Task instructions: Using the records below, locate all lines containing "Also" and return them.

[Dataset items]
_ _ _ _ _

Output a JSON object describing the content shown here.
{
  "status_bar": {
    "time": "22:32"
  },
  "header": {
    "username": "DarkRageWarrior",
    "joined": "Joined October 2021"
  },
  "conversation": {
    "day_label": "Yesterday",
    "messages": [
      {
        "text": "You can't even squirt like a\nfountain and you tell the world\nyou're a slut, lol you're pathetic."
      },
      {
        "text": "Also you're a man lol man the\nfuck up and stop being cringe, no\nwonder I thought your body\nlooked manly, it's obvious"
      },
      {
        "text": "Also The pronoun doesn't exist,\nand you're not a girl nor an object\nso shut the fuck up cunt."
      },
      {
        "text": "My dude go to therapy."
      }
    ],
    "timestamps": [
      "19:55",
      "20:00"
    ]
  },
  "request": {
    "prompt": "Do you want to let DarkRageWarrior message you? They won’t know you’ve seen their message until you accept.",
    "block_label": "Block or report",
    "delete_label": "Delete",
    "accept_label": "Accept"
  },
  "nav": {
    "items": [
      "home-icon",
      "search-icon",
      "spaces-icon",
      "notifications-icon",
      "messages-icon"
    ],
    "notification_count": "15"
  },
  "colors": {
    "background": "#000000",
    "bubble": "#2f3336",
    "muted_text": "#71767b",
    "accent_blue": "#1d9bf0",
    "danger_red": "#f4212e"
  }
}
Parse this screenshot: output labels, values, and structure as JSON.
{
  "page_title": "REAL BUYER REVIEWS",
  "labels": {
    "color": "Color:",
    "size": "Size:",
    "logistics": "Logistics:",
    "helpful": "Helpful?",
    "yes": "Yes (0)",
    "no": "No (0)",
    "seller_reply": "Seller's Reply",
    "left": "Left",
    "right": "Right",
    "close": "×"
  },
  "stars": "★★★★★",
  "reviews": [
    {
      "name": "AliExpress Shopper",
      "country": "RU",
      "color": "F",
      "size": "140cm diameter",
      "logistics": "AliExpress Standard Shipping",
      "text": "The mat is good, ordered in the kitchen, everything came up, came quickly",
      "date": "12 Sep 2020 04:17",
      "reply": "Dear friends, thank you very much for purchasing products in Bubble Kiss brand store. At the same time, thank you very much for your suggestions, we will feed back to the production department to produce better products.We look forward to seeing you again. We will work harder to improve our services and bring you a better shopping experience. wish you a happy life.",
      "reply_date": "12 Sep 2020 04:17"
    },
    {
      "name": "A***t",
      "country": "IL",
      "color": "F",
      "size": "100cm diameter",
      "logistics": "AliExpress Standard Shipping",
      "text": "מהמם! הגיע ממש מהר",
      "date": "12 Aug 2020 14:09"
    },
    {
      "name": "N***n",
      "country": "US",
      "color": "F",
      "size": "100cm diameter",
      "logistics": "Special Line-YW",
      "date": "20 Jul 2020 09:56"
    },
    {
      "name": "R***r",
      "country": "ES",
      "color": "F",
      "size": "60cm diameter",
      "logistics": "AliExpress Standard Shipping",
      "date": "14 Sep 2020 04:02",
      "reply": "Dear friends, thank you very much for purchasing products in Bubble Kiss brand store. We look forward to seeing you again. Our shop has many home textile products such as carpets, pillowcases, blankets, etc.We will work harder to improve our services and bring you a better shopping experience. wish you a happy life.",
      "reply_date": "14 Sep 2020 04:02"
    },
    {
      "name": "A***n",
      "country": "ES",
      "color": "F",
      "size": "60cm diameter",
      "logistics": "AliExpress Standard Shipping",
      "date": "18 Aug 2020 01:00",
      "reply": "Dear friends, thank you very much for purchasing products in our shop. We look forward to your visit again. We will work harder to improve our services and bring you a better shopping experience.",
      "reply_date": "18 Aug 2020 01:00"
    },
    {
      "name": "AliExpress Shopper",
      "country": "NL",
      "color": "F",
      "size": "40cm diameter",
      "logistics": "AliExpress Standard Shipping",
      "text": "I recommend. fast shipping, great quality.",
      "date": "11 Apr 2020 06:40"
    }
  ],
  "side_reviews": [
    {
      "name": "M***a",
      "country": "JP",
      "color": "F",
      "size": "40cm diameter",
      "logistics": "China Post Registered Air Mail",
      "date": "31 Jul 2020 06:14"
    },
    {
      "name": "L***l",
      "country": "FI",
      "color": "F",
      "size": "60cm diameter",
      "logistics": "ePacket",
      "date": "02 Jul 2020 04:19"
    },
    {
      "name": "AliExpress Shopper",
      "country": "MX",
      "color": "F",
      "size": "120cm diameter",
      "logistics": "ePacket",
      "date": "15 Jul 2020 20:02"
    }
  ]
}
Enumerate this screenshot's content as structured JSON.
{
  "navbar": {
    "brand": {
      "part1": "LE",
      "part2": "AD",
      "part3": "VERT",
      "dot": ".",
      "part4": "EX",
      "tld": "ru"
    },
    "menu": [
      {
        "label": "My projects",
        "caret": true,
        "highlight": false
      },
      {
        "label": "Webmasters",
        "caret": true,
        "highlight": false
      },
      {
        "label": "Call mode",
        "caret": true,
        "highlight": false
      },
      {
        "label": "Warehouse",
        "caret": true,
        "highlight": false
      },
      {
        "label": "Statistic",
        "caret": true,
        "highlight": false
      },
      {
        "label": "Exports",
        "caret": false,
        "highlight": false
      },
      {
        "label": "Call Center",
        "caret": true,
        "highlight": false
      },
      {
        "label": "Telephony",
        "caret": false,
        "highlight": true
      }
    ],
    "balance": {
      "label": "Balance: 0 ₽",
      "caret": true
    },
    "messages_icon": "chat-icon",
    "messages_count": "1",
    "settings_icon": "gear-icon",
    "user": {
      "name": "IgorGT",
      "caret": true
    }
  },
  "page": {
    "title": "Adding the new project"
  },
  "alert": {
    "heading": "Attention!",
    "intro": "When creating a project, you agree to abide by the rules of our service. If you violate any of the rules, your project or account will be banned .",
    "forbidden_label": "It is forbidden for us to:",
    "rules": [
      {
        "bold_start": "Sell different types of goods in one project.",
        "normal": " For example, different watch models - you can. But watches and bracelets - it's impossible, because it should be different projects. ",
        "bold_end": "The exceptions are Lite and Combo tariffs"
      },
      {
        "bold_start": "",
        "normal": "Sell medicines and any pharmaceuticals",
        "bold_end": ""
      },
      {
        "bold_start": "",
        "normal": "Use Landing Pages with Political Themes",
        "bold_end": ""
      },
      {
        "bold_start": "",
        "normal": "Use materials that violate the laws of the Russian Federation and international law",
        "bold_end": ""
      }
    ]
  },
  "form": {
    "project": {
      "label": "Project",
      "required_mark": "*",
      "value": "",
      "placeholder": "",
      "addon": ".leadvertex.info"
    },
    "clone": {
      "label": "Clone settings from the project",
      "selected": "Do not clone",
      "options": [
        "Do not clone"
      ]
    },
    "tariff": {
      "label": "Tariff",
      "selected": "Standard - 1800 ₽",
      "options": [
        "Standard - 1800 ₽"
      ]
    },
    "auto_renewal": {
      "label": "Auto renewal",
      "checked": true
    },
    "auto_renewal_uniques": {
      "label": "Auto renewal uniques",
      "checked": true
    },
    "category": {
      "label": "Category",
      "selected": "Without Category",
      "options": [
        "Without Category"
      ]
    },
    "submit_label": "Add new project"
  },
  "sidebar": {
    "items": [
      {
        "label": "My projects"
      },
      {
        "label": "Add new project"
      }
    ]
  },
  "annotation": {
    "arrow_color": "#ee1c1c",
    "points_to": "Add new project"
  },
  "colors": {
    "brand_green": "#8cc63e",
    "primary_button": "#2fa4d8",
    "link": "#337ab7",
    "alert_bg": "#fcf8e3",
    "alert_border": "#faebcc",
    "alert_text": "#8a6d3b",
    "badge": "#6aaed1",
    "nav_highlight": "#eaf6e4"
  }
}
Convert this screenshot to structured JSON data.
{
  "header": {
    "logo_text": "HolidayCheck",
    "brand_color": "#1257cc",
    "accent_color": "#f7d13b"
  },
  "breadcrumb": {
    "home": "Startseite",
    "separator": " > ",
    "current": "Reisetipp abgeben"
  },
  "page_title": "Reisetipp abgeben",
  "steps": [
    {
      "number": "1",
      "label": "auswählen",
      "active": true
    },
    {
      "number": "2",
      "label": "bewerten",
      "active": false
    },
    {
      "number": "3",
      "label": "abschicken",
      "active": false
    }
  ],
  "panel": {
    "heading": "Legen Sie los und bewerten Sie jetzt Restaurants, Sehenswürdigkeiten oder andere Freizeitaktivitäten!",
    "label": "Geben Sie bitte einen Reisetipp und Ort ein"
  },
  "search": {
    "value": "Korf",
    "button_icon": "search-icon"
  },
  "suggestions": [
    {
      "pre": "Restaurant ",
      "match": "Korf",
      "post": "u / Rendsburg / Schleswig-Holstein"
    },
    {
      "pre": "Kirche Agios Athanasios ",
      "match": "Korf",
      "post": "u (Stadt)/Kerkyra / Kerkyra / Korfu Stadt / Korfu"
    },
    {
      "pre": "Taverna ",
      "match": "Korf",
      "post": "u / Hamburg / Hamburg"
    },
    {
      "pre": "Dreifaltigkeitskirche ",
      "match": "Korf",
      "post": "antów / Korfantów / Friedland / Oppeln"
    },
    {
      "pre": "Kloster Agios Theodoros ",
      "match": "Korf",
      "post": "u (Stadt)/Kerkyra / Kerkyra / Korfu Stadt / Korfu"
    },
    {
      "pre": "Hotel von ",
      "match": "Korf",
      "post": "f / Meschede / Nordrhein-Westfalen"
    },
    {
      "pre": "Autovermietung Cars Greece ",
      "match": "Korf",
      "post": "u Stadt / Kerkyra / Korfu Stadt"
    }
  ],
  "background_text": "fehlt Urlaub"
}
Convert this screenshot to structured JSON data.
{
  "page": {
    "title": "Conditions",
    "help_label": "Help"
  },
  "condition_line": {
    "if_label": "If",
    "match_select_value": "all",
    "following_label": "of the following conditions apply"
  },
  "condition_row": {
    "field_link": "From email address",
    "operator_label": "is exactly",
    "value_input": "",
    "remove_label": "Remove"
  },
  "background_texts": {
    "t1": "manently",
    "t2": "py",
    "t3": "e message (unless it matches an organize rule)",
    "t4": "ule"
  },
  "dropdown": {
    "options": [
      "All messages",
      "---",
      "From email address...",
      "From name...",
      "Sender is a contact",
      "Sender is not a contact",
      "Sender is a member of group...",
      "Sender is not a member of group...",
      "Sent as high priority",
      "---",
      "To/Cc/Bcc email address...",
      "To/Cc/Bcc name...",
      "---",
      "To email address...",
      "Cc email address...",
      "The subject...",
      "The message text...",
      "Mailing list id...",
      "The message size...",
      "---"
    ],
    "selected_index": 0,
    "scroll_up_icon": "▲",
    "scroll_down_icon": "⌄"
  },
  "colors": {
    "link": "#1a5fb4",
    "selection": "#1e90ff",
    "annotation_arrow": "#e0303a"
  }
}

_ _ _ _ _

The completed task:
        "text": "Also you're a man lol man the\nfuck up and stop being cringe, no\nwonder I thought your body\nlooked manly, it's obvious"
        "text": "Also The pronoun doesn't exist,\nand you're not a girl nor an object\nso shut the fuck up cunt."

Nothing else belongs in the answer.